* **TEXT UNDER STUDY**:
Both LSD doses had significantly longer effect durations (10-11 versus 6-7 hours) and earlier onset of effects (0.4-0.6 versus 0.8 hours) compared with both psilocybin doses. The elimination half-life values were about 4 hours for LSD and 2.5 hours for psilocybin. Both LSD and psilocybin significantly increased plasma cortisol, prolactin, and oxytocin levels, but neither affected BDNF levels. Both LSD and psilocybin showed linear pharmacokinetics, which were not influenced by body weight.

In terms of blinding, no clear distinction between LSD and psilocybin could be made after the session or at study end point. Participants correctly identified the psychedelic and dose in about 60% of sessions, compared with 96% for placebo.

Study Conclusions

The authors investigated and directly compared the acute effects of LSD and psilocybin in healthy participants in a well-blinded study. They concluded that psilocybin 15 mg exerted clearly weaker subjective effects, and both agents had dose-dependent effect durations (significantly longer for LSD), stimulant autonomic effects, and increased endocrine parameters. Body weight had no influence on blood concentrations. The investigators noted the data further supported the notion that states of consciousness alteration induced by LSD and psilocybin are more likely dose-dependent rather than substance-dependent. In addition, they concluded the differences in the pharmacological profiles of LSD and psilocybin do not relevantly influence subjectively experienced effects of both psychedelics.

Records drawn from a dataset:
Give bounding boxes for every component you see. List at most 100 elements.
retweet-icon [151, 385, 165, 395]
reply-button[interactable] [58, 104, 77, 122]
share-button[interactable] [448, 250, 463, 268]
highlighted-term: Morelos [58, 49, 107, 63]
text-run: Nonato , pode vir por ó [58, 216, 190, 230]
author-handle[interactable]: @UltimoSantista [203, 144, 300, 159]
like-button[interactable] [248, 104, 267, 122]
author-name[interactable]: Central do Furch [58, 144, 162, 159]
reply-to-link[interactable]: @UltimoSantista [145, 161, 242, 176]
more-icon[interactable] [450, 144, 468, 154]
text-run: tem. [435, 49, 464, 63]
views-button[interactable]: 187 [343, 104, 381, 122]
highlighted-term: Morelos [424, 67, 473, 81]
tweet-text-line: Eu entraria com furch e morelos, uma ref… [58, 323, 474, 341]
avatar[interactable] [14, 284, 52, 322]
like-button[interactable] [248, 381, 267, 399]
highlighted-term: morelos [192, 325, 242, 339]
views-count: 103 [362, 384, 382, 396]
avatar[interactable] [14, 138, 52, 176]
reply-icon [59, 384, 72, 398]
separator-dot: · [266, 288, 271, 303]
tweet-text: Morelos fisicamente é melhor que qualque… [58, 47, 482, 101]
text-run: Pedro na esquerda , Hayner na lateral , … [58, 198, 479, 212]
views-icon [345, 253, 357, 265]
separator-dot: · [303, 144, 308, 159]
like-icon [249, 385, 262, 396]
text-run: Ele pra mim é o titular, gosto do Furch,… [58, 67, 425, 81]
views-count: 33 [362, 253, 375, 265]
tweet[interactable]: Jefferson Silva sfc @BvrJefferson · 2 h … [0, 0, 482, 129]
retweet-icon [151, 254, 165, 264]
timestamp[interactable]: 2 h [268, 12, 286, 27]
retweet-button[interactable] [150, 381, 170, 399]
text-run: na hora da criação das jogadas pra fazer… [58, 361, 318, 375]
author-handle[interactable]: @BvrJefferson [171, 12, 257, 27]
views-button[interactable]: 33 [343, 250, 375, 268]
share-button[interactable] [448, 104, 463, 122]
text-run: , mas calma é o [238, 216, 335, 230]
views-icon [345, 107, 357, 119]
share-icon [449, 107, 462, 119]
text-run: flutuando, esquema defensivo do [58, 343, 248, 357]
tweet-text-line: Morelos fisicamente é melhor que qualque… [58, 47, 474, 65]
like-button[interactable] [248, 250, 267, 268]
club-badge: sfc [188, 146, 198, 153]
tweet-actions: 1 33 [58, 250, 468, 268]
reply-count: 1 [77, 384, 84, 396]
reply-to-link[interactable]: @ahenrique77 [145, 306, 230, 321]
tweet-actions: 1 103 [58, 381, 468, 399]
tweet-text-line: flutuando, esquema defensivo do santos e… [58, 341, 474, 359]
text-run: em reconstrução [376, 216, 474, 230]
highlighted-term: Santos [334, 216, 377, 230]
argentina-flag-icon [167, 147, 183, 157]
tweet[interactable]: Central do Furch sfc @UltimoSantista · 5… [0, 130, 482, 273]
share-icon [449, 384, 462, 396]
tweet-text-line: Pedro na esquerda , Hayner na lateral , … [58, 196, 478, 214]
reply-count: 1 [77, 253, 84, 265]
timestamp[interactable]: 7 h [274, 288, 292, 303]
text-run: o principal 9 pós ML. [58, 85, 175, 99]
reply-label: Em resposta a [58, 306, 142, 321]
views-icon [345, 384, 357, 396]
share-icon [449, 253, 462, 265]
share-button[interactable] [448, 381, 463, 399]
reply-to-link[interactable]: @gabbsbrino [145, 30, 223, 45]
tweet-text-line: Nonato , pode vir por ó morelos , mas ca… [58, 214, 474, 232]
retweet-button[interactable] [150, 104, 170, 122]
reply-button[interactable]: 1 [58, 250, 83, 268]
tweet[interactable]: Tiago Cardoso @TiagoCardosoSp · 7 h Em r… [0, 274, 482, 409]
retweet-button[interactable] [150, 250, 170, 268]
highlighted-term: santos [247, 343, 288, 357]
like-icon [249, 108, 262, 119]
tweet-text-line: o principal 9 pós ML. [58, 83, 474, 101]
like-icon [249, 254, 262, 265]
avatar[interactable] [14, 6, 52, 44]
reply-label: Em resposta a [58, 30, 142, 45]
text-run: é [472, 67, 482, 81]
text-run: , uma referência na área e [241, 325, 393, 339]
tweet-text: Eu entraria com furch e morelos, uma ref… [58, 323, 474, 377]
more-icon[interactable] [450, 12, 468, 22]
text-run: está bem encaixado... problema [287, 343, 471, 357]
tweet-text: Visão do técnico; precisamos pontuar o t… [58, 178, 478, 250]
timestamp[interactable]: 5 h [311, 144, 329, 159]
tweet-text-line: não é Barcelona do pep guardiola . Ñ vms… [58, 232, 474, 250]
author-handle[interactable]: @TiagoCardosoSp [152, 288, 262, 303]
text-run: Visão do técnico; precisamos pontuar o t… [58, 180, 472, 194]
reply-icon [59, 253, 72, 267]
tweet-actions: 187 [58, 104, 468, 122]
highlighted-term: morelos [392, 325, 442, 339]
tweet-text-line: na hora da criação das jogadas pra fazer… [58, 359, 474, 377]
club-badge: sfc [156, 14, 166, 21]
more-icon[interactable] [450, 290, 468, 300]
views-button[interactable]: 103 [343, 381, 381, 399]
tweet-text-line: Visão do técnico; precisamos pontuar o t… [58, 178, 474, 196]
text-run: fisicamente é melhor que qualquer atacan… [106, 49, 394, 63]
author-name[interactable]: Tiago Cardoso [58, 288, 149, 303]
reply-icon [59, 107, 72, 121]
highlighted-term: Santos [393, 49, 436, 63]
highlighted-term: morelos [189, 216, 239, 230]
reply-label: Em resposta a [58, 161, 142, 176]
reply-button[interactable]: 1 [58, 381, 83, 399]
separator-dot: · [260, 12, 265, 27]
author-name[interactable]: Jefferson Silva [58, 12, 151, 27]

* **EXERCISES TO COMPLETE**:
A: In the passage on LSD and psilocybin, reproduce the stretch from "In terms of" through "96% for placebo.", substituting "study completion" for "study end point".
B: According to the passage on LSD and psilocybin, what were the elimination half-life values for the two substances?

* **EXERCISE ANSWERS**:
A:
In terms of blinding, no clear distinction between LSD and psilocybin could be made after the session or at study completion. Participants correctly identified the psychedelic and dose in about 60% of sessions, compared with 96% for placebo.

B: About 4 hours for LSD and 2.5 hours for psilocybin.